* Start *

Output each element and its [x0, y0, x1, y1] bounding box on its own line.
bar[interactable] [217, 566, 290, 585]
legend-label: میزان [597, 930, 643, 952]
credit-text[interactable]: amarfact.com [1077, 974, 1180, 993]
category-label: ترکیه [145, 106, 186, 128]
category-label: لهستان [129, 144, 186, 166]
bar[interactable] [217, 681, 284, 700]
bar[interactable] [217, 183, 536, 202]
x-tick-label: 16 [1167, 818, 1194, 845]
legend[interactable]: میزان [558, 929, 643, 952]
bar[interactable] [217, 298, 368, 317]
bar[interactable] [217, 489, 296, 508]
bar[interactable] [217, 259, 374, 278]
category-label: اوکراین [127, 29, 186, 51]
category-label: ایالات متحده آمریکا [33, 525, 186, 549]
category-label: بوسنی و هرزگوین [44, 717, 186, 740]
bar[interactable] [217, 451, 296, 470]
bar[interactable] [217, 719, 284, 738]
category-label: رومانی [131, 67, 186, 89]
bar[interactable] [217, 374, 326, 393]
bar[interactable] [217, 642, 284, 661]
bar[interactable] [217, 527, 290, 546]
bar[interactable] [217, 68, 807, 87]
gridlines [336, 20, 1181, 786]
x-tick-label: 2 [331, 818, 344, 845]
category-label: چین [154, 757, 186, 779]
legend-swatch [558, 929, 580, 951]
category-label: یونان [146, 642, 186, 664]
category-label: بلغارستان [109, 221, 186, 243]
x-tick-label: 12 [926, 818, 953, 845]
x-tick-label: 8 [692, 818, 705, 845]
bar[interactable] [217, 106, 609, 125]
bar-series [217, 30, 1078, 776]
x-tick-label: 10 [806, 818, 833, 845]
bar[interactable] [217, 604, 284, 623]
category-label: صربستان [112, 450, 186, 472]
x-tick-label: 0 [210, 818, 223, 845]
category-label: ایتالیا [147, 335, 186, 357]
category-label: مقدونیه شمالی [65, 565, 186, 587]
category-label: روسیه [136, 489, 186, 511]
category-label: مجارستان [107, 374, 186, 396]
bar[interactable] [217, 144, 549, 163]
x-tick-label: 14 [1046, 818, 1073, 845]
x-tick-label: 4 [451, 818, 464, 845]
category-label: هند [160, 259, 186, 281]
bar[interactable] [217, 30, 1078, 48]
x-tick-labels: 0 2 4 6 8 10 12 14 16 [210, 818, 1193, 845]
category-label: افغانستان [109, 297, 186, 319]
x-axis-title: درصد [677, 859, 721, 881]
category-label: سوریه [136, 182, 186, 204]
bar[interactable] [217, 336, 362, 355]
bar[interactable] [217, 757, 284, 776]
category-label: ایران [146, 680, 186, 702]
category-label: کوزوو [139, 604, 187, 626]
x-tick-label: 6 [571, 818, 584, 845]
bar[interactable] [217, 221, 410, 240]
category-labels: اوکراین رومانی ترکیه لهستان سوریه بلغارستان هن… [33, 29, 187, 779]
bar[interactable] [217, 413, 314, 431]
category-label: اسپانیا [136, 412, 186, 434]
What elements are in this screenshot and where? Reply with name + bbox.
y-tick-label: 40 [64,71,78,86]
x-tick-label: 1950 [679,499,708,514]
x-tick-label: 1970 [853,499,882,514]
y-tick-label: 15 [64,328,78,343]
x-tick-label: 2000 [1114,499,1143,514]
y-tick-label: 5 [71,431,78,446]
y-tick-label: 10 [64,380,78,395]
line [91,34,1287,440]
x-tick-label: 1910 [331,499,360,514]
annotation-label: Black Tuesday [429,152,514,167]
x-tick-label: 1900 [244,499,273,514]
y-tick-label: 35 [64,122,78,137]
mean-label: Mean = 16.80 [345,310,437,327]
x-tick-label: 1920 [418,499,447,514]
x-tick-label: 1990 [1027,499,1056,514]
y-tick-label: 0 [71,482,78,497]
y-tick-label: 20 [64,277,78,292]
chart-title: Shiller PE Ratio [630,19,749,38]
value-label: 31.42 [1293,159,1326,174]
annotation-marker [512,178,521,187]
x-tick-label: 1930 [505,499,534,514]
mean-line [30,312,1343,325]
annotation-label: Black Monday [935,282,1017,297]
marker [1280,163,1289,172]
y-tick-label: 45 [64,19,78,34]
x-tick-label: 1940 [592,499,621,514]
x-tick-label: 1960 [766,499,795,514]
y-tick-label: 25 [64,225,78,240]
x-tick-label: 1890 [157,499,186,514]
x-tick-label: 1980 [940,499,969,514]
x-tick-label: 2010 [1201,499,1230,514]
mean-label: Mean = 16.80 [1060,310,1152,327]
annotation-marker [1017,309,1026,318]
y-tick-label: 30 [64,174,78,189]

* End *

**EXERCISE INSTRUCTIONS:** Repeat all of the lines above verbatim.

**SOLVED PROBLEM:**
Output each element and its [x0, y0, x1, y1] bounding box on its own line.
bar[interactable] [217, 566, 290, 585]
legend-label: میزان [597, 930, 643, 952]
credit-text[interactable]: amarfact.com [1077, 974, 1180, 993]
category-label: ترکیه [145, 106, 186, 128]
category-label: لهستان [129, 144, 186, 166]
bar[interactable] [217, 681, 284, 700]
bar[interactable] [217, 183, 536, 202]
x-tick-label: 16 [1167, 818, 1194, 845]
legend[interactable]: میزان [558, 929, 643, 952]
bar[interactable] [217, 298, 368, 317]
bar[interactable] [217, 489, 296, 508]
bar[interactable] [217, 259, 374, 278]
category-label: اوکراین [127, 29, 186, 51]
category-label: ایالات متحده آمریکا [33, 525, 186, 549]
category-label: بوسنی و هرزگوین [44, 717, 186, 740]
bar[interactable] [217, 451, 296, 470]
bar[interactable] [217, 719, 284, 738]
category-label: رومانی [131, 67, 186, 89]
bar[interactable] [217, 374, 326, 393]
bar[interactable] [217, 642, 284, 661]
bar[interactable] [217, 527, 290, 546]
bar[interactable] [217, 68, 807, 87]
gridlines [336, 20, 1181, 786]
x-tick-label: 2 [331, 818, 344, 845]
category-label: چین [154, 757, 186, 779]
legend-swatch [558, 929, 580, 951]
category-label: یونان [146, 642, 186, 664]
category-label: بلغارستان [109, 221, 186, 243]
x-tick-label: 12 [926, 818, 953, 845]
x-tick-label: 8 [692, 818, 705, 845]
bar[interactable] [217, 106, 609, 125]
bar-series [217, 30, 1078, 776]
x-tick-label: 10 [806, 818, 833, 845]
bar[interactable] [217, 604, 284, 623]
category-label: صربستان [112, 450, 186, 472]
x-tick-label: 0 [210, 818, 223, 845]
category-label: ایتالیا [147, 335, 186, 357]
category-label: مقدونیه شمالی [65, 565, 186, 587]
category-label: روسیه [136, 489, 186, 511]
category-label: مجارستان [107, 374, 186, 396]
bar[interactable] [217, 144, 549, 163]
x-tick-label: 14 [1046, 818, 1073, 845]
x-tick-label: 4 [451, 818, 464, 845]
category-label: هند [160, 259, 186, 281]
bar[interactable] [217, 30, 1078, 48]
x-tick-labels: 0 2 4 6 8 10 12 14 16 [210, 818, 1193, 845]
category-label: افغانستان [109, 297, 186, 319]
x-axis-title: درصد [677, 859, 721, 881]
category-label: سوریه [136, 182, 186, 204]
bar[interactable] [217, 336, 362, 355]
bar[interactable] [217, 757, 284, 776]
category-label: ایران [146, 680, 186, 702]
category-label: کوزوو [139, 604, 187, 626]
x-tick-label: 6 [571, 818, 584, 845]
bar[interactable] [217, 221, 410, 240]
category-labels: اوکراین رومانی ترکیه لهستان سوریه بلغارستان هن… [33, 29, 187, 779]
bar[interactable] [217, 413, 314, 431]
category-label: اسپانیا [136, 412, 186, 434]
What elements are in this screenshot and where? Reply with name + bbox.
y-tick-label: 40 [64,71,78,86]
x-tick-label: 1950 [679,499,708,514]
x-tick-label: 1970 [853,499,882,514]
y-tick-label: 15 [64,328,78,343]
x-tick-label: 2000 [1114,499,1143,514]
y-tick-label: 5 [71,431,78,446]
y-tick-label: 10 [64,380,78,395]
line [91,34,1287,440]
x-tick-label: 1910 [331,499,360,514]
annotation-label: Black Tuesday [429,152,514,167]
x-tick-label: 1900 [244,499,273,514]
y-tick-label: 35 [64,122,78,137]
mean-label: Mean = 16.80 [345,310,437,327]
x-tick-label: 1920 [418,499,447,514]
x-tick-label: 1990 [1027,499,1056,514]
y-tick-label: 0 [71,482,78,497]
y-tick-label: 20 [64,277,78,292]
chart-title: Shiller PE Ratio [630,19,749,38]
value-label: 31.42 [1293,159,1326,174]
annotation-marker [512,178,521,187]
x-tick-label: 1930 [505,499,534,514]
mean-line [30,312,1343,325]
annotation-label: Black Monday [935,282,1017,297]
marker [1280,163,1289,172]
y-tick-label: 45 [64,19,78,34]
x-tick-label: 1940 [592,499,621,514]
x-tick-label: 1960 [766,499,795,514]
y-tick-label: 25 [64,225,78,240]
x-tick-label: 1890 [157,499,186,514]
x-tick-label: 1980 [940,499,969,514]
x-tick-label: 2010 [1201,499,1230,514]
mean-label: Mean = 16.80 [1060,310,1152,327]
annotation-marker [1017,309,1026,318]
y-tick-label: 30 [64,174,78,189]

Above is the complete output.